━━━ Dataset records ━━━

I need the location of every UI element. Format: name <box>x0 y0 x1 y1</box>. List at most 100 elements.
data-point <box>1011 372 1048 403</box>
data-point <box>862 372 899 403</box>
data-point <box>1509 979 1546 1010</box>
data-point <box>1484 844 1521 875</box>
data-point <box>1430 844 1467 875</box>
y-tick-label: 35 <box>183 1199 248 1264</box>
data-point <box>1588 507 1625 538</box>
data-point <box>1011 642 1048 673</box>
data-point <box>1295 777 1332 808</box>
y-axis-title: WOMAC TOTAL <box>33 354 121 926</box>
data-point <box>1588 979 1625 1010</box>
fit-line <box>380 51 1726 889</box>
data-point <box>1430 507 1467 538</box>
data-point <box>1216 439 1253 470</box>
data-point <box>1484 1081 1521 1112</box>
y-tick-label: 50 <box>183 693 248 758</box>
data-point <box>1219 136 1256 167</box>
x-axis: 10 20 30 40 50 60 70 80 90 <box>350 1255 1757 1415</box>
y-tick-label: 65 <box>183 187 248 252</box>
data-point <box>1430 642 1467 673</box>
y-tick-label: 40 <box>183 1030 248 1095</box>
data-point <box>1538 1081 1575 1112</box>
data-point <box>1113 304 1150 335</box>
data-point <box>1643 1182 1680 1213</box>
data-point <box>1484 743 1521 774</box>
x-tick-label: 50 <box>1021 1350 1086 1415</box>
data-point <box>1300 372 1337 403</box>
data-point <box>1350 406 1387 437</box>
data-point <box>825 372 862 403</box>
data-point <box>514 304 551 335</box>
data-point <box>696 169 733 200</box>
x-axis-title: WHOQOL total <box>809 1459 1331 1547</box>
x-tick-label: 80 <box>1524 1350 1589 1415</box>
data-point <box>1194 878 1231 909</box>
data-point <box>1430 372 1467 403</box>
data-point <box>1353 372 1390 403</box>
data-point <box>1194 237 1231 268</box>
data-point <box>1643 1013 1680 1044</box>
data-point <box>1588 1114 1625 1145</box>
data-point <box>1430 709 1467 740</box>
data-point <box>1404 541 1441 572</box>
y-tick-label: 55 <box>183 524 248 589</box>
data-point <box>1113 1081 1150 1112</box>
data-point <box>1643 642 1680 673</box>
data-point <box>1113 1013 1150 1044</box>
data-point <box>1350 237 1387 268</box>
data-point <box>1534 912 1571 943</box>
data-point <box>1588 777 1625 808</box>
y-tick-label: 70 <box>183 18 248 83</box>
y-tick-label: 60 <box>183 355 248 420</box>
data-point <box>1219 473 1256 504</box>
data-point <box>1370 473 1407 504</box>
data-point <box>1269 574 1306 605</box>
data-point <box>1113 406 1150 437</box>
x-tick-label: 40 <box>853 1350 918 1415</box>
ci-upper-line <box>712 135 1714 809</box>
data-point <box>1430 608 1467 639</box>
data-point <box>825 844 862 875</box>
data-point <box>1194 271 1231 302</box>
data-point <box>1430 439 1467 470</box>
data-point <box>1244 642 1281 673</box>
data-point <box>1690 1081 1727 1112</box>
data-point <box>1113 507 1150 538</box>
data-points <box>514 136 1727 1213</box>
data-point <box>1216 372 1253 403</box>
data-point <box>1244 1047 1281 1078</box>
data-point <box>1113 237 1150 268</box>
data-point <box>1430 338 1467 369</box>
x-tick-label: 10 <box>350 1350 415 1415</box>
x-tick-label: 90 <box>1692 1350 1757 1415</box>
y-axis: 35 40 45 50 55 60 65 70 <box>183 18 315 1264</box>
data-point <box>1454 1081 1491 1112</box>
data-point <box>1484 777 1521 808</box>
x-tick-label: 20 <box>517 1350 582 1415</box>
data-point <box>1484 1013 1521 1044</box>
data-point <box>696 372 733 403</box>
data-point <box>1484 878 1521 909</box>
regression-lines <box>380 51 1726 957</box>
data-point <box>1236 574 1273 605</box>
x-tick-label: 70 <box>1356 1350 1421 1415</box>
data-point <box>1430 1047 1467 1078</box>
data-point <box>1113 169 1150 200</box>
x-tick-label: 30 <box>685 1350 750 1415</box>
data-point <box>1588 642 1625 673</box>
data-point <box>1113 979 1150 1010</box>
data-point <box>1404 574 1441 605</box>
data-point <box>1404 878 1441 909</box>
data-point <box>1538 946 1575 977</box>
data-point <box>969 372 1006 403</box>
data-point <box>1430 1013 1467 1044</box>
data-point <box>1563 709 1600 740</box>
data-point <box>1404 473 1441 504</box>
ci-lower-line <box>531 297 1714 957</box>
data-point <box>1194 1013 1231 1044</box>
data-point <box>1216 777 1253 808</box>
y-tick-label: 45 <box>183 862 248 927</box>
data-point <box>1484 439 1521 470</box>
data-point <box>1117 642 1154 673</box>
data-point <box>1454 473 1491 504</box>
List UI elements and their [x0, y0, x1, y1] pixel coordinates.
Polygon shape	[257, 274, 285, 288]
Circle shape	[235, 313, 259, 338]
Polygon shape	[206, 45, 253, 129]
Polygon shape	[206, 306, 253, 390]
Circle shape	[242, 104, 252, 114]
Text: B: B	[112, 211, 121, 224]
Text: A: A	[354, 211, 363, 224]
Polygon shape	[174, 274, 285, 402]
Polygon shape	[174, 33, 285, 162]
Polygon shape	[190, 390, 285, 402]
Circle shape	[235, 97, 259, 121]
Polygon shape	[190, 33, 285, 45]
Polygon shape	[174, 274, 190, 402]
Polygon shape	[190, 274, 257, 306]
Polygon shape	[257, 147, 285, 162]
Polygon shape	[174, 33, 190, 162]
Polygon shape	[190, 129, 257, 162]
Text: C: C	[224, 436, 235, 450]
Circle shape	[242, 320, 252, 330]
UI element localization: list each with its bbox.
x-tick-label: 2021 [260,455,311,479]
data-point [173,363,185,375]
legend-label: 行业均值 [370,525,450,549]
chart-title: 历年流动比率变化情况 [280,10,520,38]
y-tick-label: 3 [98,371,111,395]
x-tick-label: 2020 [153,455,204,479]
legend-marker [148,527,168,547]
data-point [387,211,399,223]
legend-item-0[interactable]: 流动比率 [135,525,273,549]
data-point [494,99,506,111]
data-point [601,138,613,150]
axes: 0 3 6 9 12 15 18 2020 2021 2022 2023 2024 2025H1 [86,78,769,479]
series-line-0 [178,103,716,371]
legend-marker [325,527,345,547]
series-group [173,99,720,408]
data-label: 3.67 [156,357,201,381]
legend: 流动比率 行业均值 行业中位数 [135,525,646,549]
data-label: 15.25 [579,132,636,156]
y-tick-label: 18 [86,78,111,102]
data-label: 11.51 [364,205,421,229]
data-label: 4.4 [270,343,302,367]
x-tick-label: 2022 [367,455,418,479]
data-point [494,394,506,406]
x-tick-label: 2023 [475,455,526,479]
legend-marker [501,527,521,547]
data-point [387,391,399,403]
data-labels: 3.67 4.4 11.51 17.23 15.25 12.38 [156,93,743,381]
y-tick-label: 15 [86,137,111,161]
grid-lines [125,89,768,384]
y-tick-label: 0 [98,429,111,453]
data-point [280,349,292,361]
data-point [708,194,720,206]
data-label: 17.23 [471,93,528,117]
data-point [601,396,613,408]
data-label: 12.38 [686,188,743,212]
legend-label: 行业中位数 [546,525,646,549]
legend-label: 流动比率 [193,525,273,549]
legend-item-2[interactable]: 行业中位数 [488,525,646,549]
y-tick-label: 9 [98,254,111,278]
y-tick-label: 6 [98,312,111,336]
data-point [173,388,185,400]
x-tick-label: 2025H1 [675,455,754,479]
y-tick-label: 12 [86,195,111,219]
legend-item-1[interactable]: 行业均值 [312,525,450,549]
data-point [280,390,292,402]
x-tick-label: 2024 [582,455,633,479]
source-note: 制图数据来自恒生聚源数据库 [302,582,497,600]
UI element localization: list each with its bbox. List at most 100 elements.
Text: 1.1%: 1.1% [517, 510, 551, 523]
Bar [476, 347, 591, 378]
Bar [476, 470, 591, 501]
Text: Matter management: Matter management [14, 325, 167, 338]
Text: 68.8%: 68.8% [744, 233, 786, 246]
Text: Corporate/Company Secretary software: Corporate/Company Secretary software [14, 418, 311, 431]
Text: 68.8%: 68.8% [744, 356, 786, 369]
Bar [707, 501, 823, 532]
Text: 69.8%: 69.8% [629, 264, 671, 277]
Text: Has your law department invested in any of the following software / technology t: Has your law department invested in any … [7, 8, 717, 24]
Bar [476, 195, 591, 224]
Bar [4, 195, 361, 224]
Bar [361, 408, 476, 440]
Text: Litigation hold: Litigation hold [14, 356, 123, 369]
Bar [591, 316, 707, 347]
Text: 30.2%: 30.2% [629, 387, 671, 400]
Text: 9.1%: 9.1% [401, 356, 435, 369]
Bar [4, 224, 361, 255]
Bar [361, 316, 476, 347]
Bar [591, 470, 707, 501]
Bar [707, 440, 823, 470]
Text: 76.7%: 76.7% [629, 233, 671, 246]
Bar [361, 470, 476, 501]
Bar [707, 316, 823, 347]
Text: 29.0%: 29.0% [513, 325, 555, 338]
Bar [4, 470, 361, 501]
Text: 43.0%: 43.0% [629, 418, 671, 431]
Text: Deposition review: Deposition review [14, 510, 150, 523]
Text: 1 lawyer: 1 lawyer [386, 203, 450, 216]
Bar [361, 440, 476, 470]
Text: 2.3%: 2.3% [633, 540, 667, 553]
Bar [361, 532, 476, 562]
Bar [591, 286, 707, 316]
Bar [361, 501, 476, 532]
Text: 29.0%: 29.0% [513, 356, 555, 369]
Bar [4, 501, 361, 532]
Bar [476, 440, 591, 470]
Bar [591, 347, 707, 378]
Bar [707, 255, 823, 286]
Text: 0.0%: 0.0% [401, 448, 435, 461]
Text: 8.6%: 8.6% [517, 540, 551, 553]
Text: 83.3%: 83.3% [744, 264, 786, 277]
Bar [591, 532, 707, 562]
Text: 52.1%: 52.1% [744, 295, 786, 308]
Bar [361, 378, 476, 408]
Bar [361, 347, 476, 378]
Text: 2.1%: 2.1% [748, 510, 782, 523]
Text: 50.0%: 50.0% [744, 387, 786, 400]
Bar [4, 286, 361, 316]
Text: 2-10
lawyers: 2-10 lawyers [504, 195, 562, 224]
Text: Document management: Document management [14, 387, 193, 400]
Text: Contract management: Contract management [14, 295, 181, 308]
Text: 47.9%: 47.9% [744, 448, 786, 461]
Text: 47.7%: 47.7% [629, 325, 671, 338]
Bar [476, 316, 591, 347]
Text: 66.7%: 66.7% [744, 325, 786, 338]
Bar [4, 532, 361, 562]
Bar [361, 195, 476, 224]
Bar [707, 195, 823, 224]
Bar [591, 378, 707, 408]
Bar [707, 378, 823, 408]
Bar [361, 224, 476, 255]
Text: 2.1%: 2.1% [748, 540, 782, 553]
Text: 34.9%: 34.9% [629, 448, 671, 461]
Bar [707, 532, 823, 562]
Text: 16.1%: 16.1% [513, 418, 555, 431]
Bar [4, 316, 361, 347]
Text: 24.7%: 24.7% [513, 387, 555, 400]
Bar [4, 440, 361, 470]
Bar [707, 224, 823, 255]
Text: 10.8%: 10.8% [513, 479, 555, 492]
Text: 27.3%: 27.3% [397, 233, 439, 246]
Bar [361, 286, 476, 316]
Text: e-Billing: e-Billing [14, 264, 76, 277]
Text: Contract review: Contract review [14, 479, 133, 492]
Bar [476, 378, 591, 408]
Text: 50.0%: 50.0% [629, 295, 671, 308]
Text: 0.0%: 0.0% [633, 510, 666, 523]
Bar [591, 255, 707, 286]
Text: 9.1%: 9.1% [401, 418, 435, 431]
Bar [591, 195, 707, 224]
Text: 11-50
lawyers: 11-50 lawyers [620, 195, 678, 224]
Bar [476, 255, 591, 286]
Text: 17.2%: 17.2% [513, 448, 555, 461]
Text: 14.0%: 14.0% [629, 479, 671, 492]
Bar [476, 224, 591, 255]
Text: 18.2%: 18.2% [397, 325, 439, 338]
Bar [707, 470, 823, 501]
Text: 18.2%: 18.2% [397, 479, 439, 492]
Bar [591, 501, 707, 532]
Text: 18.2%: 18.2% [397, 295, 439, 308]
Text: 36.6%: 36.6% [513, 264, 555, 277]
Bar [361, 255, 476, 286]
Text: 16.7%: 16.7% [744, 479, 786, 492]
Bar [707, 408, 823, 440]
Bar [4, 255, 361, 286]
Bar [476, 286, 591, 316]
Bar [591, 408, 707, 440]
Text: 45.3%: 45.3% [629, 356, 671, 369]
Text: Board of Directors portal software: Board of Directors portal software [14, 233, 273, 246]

━━━

What to work on => Could you reproduce the material from its first line up to and including the line with "y-tick-label: 65 <box>183 187 248 252</box>", substituting "trend-line" for "fit-line" and leaving everything else unchanged?

Correct result =>
I need the location of every UI element. Format: name <box>x0 y0 x1 y1</box>. List at most 100 elements.
data-point <box>1011 372 1048 403</box>
data-point <box>862 372 899 403</box>
data-point <box>1509 979 1546 1010</box>
data-point <box>1484 844 1521 875</box>
data-point <box>1430 844 1467 875</box>
y-tick-label: 35 <box>183 1199 248 1264</box>
data-point <box>1588 507 1625 538</box>
data-point <box>1011 642 1048 673</box>
data-point <box>1295 777 1332 808</box>
y-axis-title: WOMAC TOTAL <box>33 354 121 926</box>
data-point <box>1588 979 1625 1010</box>
trend-line <box>380 51 1726 889</box>
data-point <box>1430 507 1467 538</box>
data-point <box>1216 439 1253 470</box>
data-point <box>1484 1081 1521 1112</box>
y-tick-label: 50 <box>183 693 248 758</box>
data-point <box>1219 136 1256 167</box>
x-axis: 10 20 30 40 50 60 70 80 90 <box>350 1255 1757 1415</box>
y-tick-label: 65 <box>183 187 248 252</box>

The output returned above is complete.